WHAT TO PRODUCE –
In the records that follow, locate every line with "bobbing" and extract it.

Extracted records
*****

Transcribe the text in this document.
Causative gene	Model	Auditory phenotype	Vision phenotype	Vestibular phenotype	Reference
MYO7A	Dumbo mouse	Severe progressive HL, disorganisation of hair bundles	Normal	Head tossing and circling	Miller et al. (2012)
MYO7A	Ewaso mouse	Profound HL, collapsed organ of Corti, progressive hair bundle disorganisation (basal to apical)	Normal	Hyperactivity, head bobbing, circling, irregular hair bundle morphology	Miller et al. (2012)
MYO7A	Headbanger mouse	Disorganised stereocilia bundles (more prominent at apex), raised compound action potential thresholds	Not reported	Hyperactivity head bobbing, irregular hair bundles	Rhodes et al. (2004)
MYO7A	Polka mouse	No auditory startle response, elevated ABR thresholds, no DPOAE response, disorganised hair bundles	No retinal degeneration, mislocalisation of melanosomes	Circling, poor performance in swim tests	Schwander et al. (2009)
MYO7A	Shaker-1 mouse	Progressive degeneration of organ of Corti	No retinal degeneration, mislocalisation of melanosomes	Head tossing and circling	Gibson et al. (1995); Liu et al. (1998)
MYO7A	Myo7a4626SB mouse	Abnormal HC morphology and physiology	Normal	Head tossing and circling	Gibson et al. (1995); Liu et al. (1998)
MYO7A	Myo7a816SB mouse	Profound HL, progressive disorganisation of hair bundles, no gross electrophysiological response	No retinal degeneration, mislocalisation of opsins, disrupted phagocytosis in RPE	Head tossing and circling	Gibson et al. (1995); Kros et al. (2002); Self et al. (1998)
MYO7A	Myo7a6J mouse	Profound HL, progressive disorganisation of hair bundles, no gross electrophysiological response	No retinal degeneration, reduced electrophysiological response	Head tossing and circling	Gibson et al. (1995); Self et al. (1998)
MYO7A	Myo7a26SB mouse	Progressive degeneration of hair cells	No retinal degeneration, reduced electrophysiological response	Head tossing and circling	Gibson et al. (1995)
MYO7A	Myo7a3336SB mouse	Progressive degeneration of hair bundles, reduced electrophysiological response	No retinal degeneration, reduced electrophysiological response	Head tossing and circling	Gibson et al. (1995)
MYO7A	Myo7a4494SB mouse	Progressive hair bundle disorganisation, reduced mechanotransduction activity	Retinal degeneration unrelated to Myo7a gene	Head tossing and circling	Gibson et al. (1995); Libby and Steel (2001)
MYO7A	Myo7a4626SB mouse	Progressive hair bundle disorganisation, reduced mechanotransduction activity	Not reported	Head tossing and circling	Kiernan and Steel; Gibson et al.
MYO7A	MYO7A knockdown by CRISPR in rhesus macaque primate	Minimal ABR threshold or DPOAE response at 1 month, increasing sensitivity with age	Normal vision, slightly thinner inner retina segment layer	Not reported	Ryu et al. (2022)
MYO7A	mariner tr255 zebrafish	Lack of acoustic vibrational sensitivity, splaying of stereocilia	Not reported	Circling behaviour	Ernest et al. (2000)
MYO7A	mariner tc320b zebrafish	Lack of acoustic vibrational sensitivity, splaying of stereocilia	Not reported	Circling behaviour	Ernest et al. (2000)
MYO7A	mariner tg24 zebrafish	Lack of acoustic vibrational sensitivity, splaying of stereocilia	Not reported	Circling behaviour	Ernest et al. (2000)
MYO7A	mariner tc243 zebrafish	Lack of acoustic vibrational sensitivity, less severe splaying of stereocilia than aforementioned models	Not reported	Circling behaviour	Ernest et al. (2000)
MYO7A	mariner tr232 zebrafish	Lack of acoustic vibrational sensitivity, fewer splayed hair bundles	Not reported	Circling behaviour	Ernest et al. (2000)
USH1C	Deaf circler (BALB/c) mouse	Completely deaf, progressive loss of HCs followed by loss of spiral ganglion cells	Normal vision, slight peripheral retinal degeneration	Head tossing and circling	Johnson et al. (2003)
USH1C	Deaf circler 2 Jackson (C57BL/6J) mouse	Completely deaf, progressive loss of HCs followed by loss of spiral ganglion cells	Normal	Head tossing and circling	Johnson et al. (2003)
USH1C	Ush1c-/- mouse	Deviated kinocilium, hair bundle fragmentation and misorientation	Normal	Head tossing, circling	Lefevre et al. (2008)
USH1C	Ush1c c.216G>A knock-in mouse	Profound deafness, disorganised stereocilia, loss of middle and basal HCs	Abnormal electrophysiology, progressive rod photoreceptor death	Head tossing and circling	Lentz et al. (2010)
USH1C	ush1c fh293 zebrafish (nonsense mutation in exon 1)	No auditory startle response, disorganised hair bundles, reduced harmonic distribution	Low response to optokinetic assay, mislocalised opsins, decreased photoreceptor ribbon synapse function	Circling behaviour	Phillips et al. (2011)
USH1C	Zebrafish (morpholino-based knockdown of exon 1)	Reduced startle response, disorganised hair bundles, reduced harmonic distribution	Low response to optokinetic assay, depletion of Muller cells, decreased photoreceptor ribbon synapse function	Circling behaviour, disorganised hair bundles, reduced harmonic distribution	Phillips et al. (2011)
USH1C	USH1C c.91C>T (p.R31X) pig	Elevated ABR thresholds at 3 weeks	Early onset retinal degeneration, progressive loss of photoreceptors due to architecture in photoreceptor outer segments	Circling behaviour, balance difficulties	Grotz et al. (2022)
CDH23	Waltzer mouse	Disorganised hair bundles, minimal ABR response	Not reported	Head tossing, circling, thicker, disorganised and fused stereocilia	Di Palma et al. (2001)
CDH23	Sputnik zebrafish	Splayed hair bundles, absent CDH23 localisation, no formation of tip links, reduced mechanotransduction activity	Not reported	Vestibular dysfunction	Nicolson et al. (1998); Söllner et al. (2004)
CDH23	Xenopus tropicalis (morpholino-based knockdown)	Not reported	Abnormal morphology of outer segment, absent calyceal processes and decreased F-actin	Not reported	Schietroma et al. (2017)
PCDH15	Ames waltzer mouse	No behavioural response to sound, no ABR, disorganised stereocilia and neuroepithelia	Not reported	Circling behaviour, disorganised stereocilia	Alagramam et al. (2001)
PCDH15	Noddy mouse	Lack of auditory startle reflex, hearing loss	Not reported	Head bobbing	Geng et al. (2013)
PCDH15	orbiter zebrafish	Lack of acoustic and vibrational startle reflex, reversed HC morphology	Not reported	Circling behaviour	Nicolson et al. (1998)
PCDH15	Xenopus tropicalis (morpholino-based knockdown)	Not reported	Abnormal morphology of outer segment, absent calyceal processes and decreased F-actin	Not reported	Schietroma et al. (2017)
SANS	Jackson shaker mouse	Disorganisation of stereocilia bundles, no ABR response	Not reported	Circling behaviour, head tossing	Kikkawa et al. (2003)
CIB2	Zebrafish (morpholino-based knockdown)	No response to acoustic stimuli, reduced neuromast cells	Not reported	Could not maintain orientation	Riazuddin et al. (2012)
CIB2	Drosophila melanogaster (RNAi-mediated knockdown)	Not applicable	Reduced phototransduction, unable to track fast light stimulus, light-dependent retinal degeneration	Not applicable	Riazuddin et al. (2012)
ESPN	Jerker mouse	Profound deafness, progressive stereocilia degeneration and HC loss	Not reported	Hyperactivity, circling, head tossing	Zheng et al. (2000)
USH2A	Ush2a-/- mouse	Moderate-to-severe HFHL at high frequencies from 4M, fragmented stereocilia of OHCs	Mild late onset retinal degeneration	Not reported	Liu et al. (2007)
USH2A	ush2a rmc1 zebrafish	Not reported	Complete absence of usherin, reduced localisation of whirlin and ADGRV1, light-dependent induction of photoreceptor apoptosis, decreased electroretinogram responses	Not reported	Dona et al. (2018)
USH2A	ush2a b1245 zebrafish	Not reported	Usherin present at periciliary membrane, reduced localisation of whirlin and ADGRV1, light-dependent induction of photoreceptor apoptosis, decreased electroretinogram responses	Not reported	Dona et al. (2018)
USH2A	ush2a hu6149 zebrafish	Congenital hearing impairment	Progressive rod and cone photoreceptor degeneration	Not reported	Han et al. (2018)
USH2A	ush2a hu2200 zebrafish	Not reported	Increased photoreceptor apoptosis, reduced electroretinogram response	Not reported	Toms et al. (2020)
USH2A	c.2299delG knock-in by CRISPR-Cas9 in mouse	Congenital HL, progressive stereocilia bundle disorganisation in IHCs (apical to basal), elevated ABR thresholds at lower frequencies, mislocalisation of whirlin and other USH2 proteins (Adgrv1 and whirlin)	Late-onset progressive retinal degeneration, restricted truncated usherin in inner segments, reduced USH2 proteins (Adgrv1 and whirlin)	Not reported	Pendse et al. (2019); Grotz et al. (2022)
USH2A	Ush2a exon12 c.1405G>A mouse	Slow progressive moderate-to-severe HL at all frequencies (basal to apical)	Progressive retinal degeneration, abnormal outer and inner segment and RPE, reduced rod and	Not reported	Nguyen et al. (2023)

*****

EXPECTED ANSWER –
MYO7A	Ewaso mouse	Profound HL, collapsed organ of Corti, progressive hair bundle disorganisation (basal to apical)	Normal	Hyperactivity, head bobbing, circling, irregular hair bundle morphology	Miller et al. (2012)
MYO7A	Headbanger mouse	Disorganised stereocilia bundles (more prominent at apex), raised compound action potential thresholds	Not reported	Hyperactivity head bobbing, irregular hair bundles	Rhodes et al. (2004)
PCDH15	Noddy mouse	Lack of auditory startle reflex, hearing loss	Not reported	Head bobbing	Geng et al. (2013)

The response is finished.